## PROBLEM TO WORK ON
Lift out all lines below that contain "small".

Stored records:

* * * * * * * * *

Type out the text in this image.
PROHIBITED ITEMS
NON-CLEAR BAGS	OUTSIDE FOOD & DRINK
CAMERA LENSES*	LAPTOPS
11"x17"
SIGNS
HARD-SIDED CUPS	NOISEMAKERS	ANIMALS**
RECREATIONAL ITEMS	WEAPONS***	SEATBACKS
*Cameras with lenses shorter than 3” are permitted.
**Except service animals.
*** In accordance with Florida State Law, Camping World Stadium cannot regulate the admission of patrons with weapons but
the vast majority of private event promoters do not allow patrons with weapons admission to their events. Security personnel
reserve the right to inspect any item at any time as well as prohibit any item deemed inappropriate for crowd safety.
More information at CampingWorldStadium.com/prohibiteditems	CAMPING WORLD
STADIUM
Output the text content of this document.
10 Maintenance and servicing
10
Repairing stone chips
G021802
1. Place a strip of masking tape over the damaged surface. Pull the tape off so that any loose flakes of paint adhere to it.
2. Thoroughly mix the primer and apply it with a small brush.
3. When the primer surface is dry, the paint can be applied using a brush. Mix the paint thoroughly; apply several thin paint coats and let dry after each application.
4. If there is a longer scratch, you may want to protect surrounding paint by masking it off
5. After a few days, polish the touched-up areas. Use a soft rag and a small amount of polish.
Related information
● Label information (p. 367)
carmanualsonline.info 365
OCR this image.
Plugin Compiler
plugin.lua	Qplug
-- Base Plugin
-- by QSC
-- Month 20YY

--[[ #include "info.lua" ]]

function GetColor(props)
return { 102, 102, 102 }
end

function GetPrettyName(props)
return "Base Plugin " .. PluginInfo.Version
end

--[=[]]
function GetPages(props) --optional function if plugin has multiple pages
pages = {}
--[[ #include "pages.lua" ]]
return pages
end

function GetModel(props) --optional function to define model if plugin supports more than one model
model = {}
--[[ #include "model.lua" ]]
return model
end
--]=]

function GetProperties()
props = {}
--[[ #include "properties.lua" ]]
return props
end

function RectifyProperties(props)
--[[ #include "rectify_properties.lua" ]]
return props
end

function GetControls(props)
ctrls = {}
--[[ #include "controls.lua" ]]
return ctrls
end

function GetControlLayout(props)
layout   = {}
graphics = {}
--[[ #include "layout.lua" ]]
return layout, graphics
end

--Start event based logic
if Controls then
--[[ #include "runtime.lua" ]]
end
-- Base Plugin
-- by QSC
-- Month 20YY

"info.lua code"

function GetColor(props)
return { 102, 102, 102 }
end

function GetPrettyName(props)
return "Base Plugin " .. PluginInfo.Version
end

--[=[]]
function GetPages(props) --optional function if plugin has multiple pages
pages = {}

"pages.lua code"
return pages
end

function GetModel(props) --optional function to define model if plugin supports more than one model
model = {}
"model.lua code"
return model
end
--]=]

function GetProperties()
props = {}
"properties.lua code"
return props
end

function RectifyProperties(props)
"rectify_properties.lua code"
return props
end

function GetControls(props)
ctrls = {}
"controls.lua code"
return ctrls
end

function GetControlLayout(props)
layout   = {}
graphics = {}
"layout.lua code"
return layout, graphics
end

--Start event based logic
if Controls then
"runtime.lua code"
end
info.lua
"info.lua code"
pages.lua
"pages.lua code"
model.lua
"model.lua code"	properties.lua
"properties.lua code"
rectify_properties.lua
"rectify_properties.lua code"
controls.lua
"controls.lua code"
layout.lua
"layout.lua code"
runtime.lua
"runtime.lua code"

* * * * * * * * *

## EXPECTED OUTPUT
2. Thoroughly mix the primer and apply it with a small brush.
5. After a few days, polish the touched-up areas. Use a soft rag and a small amount of polish.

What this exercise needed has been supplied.